▸ **EXERCISE REQUIREMENTS**:
For each line of the data below that holds "which", copy the line.

▸ **TASK DATA**:

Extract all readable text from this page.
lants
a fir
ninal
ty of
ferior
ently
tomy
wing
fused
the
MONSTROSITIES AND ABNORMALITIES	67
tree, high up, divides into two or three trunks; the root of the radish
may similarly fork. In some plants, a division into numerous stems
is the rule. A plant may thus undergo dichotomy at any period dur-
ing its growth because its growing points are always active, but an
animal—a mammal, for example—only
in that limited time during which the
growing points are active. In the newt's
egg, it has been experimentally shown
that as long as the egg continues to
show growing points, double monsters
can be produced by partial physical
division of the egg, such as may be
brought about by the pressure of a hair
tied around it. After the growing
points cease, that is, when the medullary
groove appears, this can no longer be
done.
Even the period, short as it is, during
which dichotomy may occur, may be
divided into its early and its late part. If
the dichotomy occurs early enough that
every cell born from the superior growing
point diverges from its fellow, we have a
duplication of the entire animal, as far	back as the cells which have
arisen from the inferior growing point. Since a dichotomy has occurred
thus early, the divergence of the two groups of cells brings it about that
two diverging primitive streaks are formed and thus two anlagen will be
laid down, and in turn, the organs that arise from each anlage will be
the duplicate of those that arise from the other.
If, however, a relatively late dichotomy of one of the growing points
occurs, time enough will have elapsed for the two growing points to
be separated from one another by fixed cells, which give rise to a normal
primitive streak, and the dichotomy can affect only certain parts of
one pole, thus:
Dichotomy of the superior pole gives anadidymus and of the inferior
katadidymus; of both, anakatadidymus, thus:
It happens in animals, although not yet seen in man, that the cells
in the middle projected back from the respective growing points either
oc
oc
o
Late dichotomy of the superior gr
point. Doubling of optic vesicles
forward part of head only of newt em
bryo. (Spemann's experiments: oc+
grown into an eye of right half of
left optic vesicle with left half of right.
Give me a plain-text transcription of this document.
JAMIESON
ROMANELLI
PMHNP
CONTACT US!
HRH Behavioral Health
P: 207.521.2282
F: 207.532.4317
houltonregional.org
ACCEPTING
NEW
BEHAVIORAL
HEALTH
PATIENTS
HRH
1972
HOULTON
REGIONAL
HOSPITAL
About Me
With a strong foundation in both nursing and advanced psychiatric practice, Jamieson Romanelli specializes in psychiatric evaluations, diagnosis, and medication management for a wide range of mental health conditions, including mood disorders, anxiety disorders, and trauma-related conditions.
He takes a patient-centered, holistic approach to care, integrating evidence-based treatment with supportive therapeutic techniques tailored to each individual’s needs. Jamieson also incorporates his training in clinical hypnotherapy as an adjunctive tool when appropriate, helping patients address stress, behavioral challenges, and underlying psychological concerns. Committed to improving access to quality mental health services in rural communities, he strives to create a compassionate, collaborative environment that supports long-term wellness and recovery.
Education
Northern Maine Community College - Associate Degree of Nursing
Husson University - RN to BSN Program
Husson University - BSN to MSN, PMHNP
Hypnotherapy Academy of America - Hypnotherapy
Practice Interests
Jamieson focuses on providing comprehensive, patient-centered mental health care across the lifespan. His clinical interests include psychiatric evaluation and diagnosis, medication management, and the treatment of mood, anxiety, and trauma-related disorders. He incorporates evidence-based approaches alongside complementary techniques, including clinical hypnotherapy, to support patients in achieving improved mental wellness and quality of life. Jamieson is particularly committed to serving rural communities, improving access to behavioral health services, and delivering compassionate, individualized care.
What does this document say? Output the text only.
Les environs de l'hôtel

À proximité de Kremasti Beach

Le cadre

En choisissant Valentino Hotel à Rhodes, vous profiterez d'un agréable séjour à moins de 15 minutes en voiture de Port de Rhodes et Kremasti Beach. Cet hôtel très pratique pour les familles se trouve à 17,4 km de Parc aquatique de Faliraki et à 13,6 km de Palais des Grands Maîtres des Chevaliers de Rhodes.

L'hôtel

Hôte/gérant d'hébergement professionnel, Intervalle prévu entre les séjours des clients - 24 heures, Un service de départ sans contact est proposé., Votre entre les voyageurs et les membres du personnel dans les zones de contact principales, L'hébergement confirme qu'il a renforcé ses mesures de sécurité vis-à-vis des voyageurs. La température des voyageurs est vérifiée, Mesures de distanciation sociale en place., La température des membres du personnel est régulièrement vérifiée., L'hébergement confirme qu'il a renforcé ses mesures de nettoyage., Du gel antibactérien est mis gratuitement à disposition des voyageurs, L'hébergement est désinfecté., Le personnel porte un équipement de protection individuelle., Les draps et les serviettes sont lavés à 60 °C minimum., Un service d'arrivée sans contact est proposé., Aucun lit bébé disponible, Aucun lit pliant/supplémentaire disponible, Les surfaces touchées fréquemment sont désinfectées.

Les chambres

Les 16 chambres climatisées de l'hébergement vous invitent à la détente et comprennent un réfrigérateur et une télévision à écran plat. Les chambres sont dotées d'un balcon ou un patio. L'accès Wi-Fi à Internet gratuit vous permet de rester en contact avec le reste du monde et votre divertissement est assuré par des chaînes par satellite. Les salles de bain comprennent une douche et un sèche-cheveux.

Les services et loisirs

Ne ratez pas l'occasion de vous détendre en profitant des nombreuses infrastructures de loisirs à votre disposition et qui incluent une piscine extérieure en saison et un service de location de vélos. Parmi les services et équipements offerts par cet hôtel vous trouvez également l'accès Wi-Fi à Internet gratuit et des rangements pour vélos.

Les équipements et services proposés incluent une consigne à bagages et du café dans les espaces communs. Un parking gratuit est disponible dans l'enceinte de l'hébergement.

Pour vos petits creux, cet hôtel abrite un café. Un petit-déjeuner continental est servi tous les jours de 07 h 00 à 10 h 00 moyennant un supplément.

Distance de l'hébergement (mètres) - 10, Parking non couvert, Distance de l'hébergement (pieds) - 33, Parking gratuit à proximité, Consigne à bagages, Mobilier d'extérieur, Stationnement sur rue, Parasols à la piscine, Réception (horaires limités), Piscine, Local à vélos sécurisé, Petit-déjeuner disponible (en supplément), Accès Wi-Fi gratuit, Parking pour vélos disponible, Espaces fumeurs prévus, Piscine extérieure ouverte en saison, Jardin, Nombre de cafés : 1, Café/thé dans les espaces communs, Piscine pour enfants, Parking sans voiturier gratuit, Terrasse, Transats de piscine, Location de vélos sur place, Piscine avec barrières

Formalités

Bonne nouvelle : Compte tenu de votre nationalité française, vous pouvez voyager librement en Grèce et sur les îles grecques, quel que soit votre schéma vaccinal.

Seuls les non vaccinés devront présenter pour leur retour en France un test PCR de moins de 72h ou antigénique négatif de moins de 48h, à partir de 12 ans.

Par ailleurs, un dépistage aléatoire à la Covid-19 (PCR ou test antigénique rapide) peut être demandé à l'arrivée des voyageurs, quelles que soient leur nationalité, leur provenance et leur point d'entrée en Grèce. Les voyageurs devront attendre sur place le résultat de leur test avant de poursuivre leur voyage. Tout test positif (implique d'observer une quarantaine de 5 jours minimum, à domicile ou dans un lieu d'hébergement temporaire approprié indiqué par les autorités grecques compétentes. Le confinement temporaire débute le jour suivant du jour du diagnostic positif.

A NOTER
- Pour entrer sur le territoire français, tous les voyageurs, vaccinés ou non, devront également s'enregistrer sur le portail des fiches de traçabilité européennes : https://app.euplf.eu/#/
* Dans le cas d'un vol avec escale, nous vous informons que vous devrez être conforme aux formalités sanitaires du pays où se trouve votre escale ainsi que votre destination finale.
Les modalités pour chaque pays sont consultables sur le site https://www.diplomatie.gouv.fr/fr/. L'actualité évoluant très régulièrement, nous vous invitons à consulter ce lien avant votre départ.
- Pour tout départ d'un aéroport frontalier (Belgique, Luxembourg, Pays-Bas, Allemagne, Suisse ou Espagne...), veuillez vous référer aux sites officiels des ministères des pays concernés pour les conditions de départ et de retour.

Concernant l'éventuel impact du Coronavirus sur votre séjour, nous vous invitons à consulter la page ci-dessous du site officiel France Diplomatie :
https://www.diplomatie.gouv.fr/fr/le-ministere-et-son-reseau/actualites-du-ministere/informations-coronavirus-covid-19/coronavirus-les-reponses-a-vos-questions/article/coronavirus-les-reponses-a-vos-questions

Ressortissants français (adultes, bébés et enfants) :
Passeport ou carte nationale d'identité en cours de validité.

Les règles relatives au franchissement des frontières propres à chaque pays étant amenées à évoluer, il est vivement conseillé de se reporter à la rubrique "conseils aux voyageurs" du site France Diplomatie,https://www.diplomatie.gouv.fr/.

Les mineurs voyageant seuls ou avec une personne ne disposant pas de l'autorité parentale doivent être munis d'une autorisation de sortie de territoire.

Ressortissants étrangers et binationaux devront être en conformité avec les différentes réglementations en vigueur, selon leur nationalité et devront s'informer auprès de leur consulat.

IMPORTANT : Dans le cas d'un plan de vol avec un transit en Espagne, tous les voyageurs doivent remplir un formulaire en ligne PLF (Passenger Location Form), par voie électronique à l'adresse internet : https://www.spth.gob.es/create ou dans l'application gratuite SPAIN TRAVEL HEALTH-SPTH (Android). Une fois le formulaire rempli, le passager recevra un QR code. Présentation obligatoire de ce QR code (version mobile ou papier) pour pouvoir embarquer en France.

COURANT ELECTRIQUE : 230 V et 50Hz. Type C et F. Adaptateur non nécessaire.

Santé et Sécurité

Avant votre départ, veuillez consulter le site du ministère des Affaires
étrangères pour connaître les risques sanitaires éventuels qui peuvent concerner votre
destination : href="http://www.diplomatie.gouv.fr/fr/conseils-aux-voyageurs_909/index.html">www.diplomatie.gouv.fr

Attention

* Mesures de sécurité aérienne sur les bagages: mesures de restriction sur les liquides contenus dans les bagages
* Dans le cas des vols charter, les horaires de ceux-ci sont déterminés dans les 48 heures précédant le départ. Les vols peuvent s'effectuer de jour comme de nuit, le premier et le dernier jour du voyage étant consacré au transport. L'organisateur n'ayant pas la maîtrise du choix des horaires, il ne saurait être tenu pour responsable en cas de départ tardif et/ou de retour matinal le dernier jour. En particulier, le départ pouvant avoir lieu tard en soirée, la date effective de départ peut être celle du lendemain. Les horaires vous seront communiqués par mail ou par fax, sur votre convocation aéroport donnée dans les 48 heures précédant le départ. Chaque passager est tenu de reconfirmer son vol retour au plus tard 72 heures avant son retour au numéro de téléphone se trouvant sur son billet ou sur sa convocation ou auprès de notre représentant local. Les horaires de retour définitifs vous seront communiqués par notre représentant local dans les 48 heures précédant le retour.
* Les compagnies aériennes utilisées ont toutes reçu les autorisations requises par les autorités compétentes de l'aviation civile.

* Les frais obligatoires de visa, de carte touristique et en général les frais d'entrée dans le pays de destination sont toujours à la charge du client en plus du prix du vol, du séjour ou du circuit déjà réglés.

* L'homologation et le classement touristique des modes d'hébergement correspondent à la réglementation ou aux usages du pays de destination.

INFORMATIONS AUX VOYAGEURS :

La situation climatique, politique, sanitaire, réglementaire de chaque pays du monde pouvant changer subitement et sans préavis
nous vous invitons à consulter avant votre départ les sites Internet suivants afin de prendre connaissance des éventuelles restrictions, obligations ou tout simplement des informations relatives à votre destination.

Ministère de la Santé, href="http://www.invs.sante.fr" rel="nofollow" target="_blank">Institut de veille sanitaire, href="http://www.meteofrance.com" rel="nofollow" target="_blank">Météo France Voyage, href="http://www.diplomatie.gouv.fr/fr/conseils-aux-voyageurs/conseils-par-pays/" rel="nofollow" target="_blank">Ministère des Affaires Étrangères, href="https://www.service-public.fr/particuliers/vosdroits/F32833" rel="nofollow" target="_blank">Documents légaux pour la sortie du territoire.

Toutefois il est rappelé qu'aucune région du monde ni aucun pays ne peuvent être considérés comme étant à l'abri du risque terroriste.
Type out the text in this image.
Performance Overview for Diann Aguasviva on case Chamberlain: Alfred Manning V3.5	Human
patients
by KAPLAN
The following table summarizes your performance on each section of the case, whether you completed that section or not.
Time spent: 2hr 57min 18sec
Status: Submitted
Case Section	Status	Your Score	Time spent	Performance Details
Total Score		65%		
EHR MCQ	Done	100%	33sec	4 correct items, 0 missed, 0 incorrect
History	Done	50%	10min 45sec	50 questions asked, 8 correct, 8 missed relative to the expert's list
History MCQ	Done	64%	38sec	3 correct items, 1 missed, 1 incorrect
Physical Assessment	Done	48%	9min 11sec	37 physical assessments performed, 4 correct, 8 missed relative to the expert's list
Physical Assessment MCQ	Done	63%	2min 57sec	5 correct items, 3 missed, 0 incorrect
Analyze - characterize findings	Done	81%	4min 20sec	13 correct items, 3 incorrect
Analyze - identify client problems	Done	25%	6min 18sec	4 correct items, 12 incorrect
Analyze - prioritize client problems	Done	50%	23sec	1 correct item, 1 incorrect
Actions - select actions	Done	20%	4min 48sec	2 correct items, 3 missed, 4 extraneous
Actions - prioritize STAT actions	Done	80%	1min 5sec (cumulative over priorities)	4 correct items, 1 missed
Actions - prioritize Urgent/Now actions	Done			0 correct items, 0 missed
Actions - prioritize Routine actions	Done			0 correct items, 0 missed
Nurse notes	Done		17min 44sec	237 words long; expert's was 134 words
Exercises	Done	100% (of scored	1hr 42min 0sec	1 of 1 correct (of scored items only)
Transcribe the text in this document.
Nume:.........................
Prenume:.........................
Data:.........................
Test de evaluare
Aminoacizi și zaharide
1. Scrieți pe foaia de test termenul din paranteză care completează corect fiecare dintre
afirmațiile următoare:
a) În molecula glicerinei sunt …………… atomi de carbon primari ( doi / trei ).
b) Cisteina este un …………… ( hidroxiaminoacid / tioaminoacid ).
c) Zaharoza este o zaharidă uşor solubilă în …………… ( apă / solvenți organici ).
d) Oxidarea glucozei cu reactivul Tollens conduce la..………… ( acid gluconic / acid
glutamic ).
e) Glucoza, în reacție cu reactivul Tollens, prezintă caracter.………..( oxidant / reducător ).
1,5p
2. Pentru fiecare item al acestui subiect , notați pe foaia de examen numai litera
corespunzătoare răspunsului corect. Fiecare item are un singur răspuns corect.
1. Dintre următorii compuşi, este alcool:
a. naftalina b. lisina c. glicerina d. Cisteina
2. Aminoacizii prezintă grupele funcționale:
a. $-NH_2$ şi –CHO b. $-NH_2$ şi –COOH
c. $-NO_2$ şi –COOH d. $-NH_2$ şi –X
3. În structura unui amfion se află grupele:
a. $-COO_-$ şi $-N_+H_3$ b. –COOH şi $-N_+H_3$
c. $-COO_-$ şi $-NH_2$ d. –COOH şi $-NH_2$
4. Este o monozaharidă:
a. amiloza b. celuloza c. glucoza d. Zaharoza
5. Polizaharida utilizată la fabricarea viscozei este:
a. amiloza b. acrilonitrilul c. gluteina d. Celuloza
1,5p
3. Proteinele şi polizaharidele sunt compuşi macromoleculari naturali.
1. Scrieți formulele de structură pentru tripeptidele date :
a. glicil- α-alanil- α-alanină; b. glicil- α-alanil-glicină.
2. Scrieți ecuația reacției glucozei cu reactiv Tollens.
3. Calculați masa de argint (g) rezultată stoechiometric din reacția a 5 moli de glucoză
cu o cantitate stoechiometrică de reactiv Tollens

▸ **SOLUTION TO THE EXERCISE**:
in that limited time during which the
which dichotomy may occur, may be
duplication of the entire animal, as far	back as the cells which have
be separated from one another by fixed cells, which give rise to a normal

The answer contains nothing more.